● **WHAT THIS TASK INVOLVES**
Read the lines that follow and pick out every one containing the word "cheltuielilor".

● **PROVIDED RECORDS**
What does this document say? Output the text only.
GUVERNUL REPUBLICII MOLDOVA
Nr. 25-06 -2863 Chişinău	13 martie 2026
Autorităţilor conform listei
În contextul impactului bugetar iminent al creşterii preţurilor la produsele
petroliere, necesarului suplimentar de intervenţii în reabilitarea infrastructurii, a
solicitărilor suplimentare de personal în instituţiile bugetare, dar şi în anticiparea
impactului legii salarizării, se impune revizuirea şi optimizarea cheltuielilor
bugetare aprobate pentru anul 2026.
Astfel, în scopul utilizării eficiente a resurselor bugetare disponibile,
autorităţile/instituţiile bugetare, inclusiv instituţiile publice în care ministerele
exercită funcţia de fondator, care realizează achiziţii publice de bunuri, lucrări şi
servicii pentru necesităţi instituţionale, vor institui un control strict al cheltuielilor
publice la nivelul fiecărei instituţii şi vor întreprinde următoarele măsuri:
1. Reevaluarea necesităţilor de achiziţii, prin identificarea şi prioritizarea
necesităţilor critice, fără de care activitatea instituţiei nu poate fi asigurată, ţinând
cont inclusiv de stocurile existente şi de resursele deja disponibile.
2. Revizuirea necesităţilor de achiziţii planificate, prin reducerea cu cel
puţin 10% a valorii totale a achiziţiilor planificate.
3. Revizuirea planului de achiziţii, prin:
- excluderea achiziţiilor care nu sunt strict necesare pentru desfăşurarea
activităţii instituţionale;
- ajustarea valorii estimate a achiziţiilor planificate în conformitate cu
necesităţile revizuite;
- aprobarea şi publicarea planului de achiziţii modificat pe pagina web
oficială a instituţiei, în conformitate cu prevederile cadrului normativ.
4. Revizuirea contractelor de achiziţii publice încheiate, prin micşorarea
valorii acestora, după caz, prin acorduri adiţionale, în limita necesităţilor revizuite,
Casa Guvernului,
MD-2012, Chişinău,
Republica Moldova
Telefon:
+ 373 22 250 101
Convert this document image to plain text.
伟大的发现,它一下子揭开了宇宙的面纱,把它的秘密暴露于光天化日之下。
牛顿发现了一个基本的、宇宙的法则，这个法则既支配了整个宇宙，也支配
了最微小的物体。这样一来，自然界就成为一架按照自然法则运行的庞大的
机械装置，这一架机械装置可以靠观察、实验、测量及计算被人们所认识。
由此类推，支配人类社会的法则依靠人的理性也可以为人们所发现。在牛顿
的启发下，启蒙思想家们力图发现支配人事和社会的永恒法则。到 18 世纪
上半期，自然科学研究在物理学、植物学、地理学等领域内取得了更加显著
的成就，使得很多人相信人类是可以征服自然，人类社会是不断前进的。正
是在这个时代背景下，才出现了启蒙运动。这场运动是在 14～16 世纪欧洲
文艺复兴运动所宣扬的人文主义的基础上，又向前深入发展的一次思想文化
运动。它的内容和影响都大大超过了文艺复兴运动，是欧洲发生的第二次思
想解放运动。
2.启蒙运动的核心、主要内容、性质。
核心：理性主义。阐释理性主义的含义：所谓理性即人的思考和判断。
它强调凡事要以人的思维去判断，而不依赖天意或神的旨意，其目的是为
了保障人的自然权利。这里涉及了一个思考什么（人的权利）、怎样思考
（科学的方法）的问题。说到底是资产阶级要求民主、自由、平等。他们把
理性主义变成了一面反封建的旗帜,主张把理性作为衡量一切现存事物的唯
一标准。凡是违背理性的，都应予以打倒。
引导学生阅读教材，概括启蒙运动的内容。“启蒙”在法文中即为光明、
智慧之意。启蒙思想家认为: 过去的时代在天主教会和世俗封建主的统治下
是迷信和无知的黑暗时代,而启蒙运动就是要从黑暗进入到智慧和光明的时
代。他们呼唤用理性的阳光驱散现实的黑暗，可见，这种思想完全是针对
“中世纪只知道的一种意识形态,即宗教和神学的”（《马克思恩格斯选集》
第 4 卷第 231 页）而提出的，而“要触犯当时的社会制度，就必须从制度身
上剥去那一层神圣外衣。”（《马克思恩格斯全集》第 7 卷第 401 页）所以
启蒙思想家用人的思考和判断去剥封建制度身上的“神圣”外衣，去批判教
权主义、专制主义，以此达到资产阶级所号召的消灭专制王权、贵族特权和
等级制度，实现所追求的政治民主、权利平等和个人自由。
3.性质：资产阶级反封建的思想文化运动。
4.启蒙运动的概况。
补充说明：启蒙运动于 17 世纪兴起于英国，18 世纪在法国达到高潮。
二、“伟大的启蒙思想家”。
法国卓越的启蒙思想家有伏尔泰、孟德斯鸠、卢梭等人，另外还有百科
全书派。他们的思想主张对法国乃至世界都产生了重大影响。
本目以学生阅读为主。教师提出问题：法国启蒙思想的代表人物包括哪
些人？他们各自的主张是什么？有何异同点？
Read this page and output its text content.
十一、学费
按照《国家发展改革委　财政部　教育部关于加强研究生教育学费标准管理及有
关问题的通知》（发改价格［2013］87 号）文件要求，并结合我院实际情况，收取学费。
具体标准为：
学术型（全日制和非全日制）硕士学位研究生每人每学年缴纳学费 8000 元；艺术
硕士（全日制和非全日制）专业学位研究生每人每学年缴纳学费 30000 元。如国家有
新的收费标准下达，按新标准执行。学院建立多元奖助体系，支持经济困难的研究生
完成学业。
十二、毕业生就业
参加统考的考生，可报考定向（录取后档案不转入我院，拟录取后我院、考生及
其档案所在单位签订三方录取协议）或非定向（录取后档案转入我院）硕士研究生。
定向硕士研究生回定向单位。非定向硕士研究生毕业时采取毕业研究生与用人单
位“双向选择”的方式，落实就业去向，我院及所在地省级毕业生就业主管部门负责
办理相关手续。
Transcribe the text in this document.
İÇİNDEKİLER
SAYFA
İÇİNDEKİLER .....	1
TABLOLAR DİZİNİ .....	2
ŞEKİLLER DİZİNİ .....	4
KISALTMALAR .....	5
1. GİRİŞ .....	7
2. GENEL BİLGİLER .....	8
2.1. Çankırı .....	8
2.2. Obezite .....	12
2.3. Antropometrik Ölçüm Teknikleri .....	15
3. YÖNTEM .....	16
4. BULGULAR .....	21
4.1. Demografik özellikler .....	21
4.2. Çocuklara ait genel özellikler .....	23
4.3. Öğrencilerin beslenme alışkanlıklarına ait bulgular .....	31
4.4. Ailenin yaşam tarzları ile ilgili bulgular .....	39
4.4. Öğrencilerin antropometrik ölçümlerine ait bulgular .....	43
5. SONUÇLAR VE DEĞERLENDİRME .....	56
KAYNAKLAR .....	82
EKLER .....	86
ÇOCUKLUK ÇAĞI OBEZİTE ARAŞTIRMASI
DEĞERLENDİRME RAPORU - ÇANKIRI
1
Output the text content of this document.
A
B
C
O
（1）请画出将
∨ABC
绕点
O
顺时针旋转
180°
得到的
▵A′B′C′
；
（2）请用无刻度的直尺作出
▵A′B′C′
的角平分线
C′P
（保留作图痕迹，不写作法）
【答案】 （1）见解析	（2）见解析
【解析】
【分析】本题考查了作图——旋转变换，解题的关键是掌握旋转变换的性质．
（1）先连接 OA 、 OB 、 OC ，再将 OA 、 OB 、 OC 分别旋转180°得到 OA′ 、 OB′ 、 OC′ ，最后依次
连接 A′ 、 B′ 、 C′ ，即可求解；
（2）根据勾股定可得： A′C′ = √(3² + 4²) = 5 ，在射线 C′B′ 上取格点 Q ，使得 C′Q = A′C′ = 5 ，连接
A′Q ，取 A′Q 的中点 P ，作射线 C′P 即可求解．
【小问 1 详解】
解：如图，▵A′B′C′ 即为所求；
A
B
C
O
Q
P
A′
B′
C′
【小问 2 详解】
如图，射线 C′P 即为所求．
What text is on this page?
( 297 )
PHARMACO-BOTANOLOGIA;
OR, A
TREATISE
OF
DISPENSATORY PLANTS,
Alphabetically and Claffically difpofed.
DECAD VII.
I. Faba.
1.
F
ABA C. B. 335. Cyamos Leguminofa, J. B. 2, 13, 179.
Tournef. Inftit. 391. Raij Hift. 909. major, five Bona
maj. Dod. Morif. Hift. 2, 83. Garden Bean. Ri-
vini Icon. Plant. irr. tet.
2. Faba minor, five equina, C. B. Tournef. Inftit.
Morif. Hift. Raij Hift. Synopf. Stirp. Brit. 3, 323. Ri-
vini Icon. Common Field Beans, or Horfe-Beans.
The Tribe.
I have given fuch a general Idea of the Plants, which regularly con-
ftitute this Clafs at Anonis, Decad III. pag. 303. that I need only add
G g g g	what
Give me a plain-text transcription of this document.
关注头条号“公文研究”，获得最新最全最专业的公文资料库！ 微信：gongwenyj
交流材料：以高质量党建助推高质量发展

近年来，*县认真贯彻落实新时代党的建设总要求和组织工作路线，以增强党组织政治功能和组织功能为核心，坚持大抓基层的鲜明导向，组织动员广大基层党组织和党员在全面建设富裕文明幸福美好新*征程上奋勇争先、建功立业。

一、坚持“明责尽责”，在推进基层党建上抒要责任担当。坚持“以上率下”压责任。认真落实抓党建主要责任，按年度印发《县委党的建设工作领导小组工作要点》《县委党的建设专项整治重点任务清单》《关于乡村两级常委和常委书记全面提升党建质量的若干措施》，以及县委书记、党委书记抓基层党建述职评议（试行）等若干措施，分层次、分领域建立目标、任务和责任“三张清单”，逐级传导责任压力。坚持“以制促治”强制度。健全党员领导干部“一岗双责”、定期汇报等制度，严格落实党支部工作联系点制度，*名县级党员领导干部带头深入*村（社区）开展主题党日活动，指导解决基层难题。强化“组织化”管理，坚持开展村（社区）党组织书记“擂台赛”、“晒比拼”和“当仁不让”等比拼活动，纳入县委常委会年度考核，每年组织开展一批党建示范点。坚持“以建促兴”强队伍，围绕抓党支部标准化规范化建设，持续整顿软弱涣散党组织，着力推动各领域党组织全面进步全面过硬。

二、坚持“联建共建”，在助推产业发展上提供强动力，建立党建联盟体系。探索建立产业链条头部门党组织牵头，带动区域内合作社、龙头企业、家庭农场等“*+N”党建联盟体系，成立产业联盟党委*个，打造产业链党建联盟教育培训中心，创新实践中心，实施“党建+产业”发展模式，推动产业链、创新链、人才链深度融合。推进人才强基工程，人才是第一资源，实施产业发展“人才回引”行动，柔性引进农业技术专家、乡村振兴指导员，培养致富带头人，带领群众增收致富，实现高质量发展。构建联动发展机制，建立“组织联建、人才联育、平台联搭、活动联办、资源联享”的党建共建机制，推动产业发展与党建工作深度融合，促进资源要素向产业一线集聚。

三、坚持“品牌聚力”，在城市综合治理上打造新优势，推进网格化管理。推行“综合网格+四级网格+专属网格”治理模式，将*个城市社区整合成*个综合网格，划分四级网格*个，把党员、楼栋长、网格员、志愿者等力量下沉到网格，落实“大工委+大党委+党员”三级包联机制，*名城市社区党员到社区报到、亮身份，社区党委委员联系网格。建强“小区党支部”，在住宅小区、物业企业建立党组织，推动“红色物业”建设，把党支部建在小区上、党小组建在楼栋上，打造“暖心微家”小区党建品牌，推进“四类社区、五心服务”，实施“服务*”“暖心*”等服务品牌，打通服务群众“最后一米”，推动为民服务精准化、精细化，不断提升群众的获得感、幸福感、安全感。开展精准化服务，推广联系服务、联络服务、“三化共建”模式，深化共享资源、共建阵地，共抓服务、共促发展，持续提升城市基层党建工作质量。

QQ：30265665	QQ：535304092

● **THE SOLUTION**
impactului legii salarizării, se impune revizuirea şi optimizarea cheltuielilor
servicii pentru necesităţi instituţionale, vor institui un control strict al cheltuielilor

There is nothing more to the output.